Requirement ▸
Express the lines of every item below as a numbered list, omitting any blank lines.

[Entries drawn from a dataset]
════════
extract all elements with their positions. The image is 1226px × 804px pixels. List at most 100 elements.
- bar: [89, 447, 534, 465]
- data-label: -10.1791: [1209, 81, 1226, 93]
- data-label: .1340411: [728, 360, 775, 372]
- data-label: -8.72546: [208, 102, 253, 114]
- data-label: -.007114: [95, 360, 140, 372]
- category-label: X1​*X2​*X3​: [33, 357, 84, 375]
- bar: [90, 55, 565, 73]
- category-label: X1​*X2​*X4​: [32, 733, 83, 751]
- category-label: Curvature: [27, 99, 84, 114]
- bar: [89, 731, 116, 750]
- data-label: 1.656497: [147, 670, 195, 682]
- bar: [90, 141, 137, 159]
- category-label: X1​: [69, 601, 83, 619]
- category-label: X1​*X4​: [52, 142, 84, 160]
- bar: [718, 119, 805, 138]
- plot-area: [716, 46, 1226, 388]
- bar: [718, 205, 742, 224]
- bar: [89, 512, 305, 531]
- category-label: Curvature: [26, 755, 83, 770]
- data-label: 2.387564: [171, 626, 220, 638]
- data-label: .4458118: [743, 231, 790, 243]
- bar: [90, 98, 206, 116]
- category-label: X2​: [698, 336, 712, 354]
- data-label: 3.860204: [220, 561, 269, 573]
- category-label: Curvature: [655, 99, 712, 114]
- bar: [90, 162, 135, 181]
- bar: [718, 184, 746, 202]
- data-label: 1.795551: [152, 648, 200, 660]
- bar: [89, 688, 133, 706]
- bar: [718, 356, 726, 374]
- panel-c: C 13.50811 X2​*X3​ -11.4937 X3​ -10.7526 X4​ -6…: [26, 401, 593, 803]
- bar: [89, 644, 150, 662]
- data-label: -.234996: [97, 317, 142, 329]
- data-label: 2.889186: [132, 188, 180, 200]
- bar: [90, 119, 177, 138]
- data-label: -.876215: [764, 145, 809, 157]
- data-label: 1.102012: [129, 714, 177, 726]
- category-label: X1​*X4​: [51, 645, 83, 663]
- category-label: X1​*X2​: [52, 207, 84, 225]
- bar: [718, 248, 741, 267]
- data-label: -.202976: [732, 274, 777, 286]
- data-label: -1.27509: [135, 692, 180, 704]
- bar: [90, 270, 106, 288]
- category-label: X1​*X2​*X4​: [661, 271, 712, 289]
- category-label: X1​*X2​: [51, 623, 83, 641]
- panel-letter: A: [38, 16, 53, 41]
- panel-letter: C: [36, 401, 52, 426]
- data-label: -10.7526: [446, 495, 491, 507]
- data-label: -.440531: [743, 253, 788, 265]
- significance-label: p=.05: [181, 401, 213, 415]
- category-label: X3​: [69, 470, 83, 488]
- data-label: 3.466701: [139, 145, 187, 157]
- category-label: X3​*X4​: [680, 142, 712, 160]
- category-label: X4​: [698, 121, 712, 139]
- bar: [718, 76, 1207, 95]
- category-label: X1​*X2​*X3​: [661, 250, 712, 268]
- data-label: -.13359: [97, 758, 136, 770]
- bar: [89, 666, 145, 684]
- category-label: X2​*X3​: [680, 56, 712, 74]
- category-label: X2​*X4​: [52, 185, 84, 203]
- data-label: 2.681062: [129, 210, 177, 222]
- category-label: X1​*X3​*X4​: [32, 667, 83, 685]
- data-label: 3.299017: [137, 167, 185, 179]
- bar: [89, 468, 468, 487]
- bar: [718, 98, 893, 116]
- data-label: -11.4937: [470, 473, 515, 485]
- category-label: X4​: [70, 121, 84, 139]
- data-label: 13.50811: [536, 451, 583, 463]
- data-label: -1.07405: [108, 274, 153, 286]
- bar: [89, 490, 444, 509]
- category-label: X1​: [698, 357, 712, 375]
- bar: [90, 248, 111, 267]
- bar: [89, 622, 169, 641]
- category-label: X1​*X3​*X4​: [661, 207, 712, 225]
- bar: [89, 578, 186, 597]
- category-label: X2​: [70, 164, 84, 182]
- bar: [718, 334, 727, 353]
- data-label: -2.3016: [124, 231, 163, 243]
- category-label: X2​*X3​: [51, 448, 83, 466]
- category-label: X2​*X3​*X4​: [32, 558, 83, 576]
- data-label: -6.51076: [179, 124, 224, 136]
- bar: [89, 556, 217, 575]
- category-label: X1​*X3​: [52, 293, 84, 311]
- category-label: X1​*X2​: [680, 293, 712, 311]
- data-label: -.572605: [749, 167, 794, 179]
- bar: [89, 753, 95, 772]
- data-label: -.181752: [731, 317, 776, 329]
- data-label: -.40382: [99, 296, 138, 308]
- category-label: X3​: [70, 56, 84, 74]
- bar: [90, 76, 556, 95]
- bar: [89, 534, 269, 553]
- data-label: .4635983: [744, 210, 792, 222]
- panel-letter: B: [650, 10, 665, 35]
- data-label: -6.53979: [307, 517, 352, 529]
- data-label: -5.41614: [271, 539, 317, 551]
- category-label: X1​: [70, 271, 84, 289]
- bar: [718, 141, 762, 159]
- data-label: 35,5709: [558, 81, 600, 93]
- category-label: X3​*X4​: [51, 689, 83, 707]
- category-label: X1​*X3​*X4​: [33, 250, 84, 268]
════════
Output ▸
1. extract all elements with their positions. The image is 1226px × 804px pixels. List at most 100 elements.
2. - bar: [89, 447, 534, 465]
3. - data-label: -10.1791: [1209, 81, 1226, 93]
4. - data-label: .1340411: [728, 360, 775, 372]
5. - data-label: -8.72546: [208, 102, 253, 114]
6. - data-label: -.007114: [95, 360, 140, 372]
7. - category-label: X1​*X2​*X3​: [33, 357, 84, 375]
8. - bar: [90, 55, 565, 73]
9. - category-label: X1​*X2​*X4​: [32, 733, 83, 751]
10. - category-label: Curvature: [27, 99, 84, 114]
11. - bar: [89, 731, 116, 750]
12. - data-label: 1.656497: [147, 670, 195, 682]
13. - bar: [90, 141, 137, 159]
14. - category-label: X1​: [69, 601, 83, 619]
15. - category-label: X1​*X4​: [52, 142, 84, 160]
16. - bar: [718, 119, 805, 138]
17. - plot-area: [716, 46, 1226, 388]
18. - bar: [718, 205, 742, 224]
19. - bar: [89, 512, 305, 531]
20. - category-label: Curvature: [26, 755, 83, 770]
21. - data-label: 2.387564: [171, 626, 220, 638]
22. - data-label: .4458118: [743, 231, 790, 243]
23. - bar: [90, 98, 206, 116]
24. - category-label: X2​: [698, 336, 712, 354]
25. - data-label: 3.860204: [220, 561, 269, 573]
26. - category-label: Curvature: [655, 99, 712, 114]
27. - bar: [90, 162, 135, 181]
28. - bar: [718, 184, 746, 202]
29. - data-label: 1.795551: [152, 648, 200, 660]
30. - bar: [89, 688, 133, 706]
31. - bar: [718, 356, 726, 374]
32. - panel-c: C 13.50811 X2​*X3​ -11.4937 X3​ -10.7526 X4​ -6…: [26, 401, 593, 803]
33. - bar: [89, 644, 150, 662]
34. - data-label: -.234996: [97, 317, 142, 329]
35. - data-label: 2.889186: [132, 188, 180, 200]
36. - bar: [90, 119, 177, 138]
37. - data-label: -.876215: [764, 145, 809, 157]
38. - data-label: 1.102012: [129, 714, 177, 726]
39. - category-label: X1​*X4​: [51, 645, 83, 663]
40. - category-label: X1​*X2​: [52, 207, 84, 225]
41. - bar: [718, 248, 741, 267]
42. - data-label: -.202976: [732, 274, 777, 286]
43. - data-label: -1.27509: [135, 692, 180, 704]
44. - bar: [90, 270, 106, 288]
45. - category-label: X1​*X2​*X4​: [661, 271, 712, 289]
46. - category-label: X1​*X2​: [51, 623, 83, 641]
47. - panel-letter: A: [38, 16, 53, 41]
48. - panel-letter: C: [36, 401, 52, 426]
49. - data-label: -10.7526: [446, 495, 491, 507]
50. - data-label: -.440531: [743, 253, 788, 265]
51. - significance-label: p=.05: [181, 401, 213, 415]
52. - category-label: X3​: [69, 470, 83, 488]
53. - data-label: 3.466701: [139, 145, 187, 157]
54. - category-label: X3​*X4​: [680, 142, 712, 160]
55. - category-label: X4​: [698, 121, 712, 139]
56. - bar: [718, 76, 1207, 95]
57. - category-label: X1​*X2​*X3​: [661, 250, 712, 268]
58. - data-label: -.13359: [97, 758, 136, 770]
59. - bar: [89, 666, 145, 684]
60. - category-label: X2​*X3​: [680, 56, 712, 74]
61. - category-label: X2​*X4​: [52, 185, 84, 203]
62. - data-label: 2.681062: [129, 210, 177, 222]
63. - category-label: X1​*X3​*X4​: [32, 667, 83, 685]
64. - data-label: 3.299017: [137, 167, 185, 179]
65. - bar: [89, 468, 468, 487]
66. - bar: [718, 98, 893, 116]
67. - data-label: -11.4937: [470, 473, 515, 485]
68. - category-label: X4​: [70, 121, 84, 139]
69. - data-label: 13.50811: [536, 451, 583, 463]
70. - data-label: -1.07405: [108, 274, 153, 286]
71. - bar: [89, 490, 444, 509]
72. - category-label: X1​: [698, 357, 712, 375]
73. - bar: [90, 248, 111, 267]
74. - bar: [89, 622, 169, 641]
75. - category-label: X1​*X3​*X4​: [661, 207, 712, 225]
76. - bar: [89, 578, 186, 597]
77. - category-label: X2​: [70, 164, 84, 182]
78. - bar: [718, 334, 727, 353]
79. - data-label: -2.3016: [124, 231, 163, 243]
80. - category-label: X2​*X3​: [51, 448, 83, 466]
81. - category-label: X2​*X3​*X4​: [32, 558, 83, 576]
82. - data-label: -6.51076: [179, 124, 224, 136]
83. - bar: [89, 556, 217, 575]
84. - category-label: X1​*X3​: [52, 293, 84, 311]
85. - category-label: X1​*X2​: [680, 293, 712, 311]
86. - data-label: -.572605: [749, 167, 794, 179]
87. - bar: [89, 753, 95, 772]
88. - data-label: -.181752: [731, 317, 776, 329]
89. - data-label: -.40382: [99, 296, 138, 308]
90. - category-label: X3​: [70, 56, 84, 74]
91. - bar: [90, 76, 556, 95]
92. - bar: [89, 534, 269, 553]
93. - data-label: .4635983: [744, 210, 792, 222]
94. - panel-letter: B: [650, 10, 665, 35]
95. - data-label: -6.53979: [307, 517, 352, 529]
96. - data-label: -5.41614: [271, 539, 317, 551]
97. - category-label: X1​: [70, 271, 84, 289]
98. - bar: [718, 141, 762, 159]
99. - data-label: 35,5709: [558, 81, 600, 93]
100. - category-label: X3​*X4​: [51, 689, 83, 707]
101. - category-label: X1​*X3​*X4​: [33, 250, 84, 268]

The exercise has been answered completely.